Copy every line of the records below that holds the word "AGENDA".

#### Data rows ####

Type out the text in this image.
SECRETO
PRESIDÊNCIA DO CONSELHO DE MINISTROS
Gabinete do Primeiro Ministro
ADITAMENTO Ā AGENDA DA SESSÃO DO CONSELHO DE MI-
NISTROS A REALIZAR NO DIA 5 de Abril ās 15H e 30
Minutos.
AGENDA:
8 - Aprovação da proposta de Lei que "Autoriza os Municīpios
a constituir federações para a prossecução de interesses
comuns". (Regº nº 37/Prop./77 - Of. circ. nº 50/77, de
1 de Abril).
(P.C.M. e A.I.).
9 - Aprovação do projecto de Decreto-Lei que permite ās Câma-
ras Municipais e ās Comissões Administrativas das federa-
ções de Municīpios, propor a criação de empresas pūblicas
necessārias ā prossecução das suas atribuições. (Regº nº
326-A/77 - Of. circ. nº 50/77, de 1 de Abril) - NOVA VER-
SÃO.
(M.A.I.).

####
#### Data rows ####

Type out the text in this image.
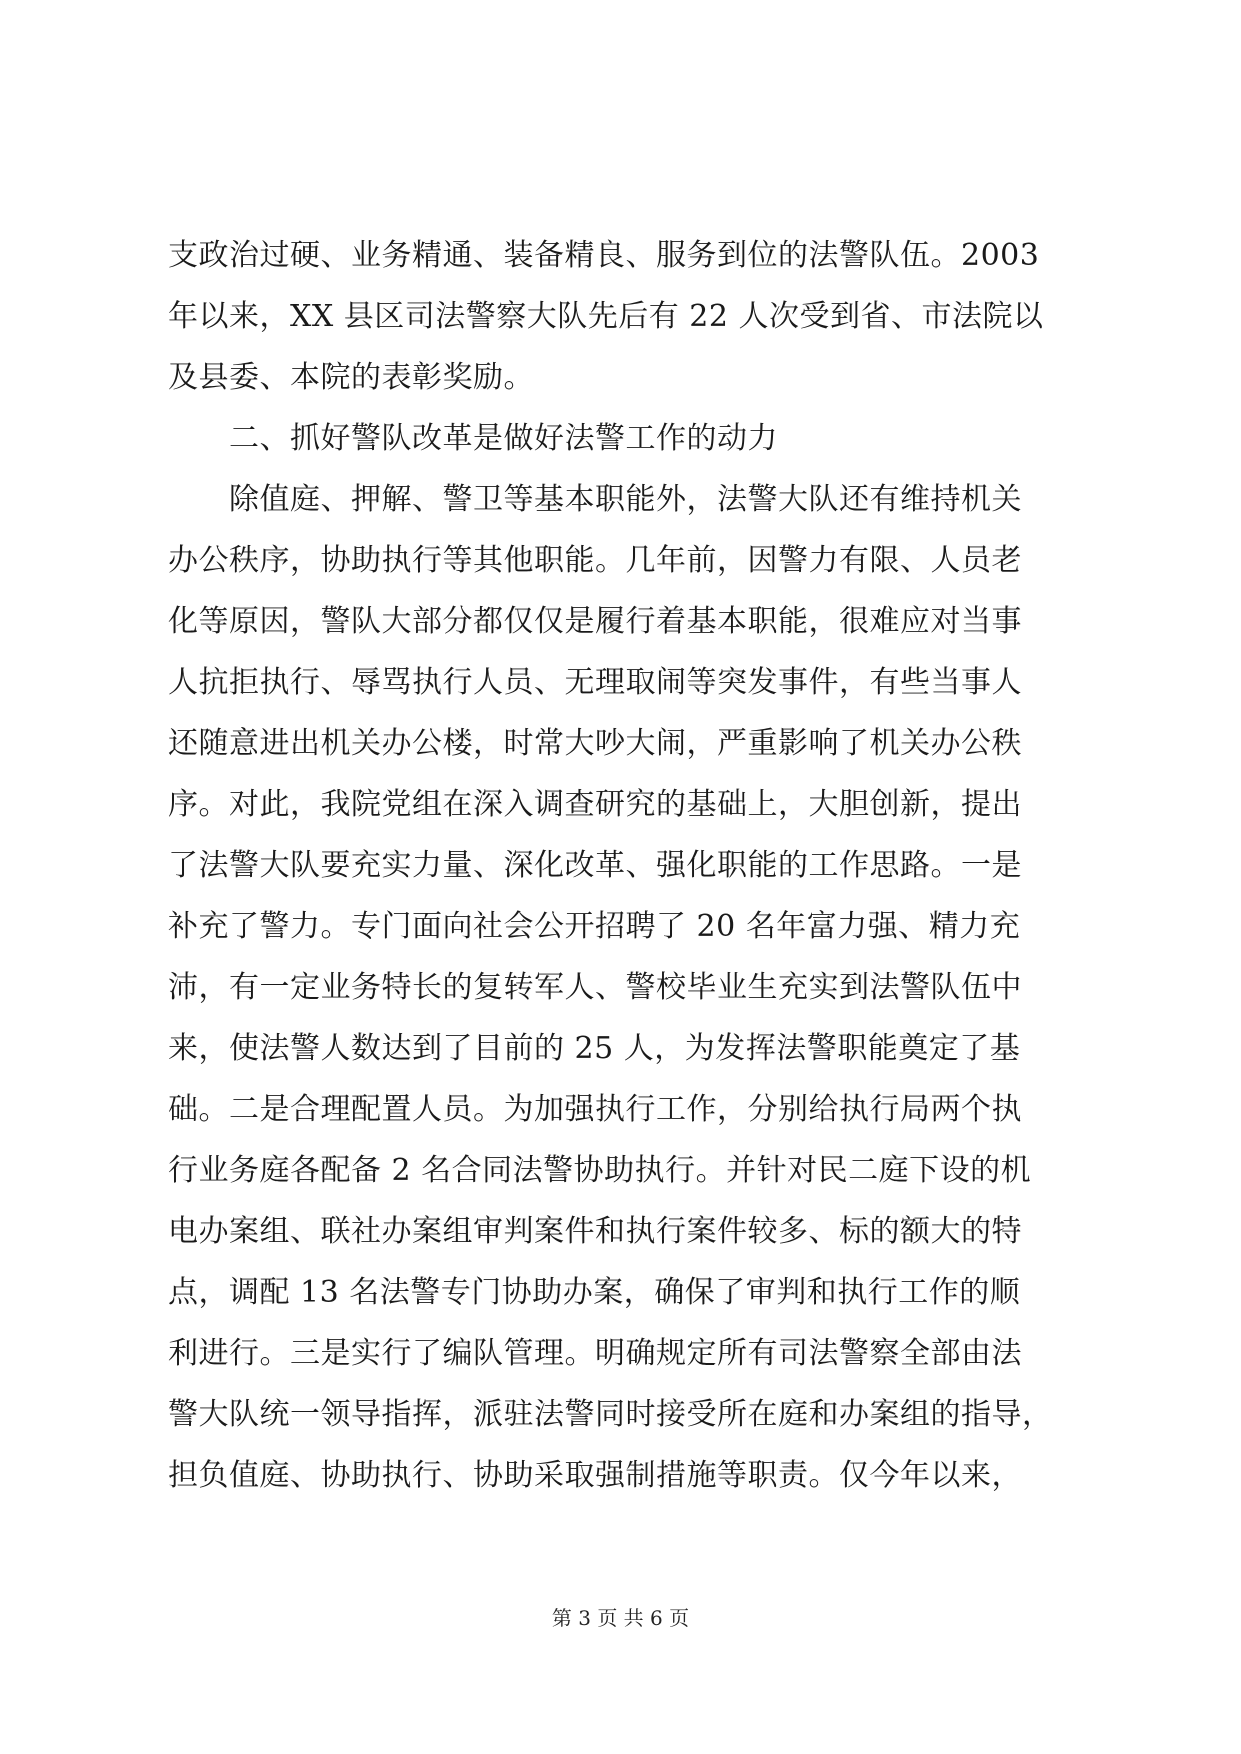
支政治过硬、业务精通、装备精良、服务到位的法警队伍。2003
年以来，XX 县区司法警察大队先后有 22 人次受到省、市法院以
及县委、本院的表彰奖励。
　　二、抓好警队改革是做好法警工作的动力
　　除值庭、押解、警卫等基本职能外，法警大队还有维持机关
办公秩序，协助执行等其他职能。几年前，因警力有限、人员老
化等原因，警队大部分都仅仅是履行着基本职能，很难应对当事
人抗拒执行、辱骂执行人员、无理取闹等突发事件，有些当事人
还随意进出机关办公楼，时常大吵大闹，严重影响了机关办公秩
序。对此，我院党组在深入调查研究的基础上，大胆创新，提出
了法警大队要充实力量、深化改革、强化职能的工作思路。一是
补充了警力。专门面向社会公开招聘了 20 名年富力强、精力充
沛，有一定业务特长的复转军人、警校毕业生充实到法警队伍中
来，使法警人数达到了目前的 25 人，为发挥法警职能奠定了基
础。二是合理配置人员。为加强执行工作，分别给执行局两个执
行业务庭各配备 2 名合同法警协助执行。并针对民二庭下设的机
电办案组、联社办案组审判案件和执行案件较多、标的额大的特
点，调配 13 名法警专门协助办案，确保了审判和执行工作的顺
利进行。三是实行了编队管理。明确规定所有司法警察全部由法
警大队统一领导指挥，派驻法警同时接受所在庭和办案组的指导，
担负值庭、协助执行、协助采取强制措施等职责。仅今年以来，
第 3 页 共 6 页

####

§ Result of this task
ADITAMENTO Ā AGENDA DA SESSÃO DO CONSELHO DE MI-
AGENDA:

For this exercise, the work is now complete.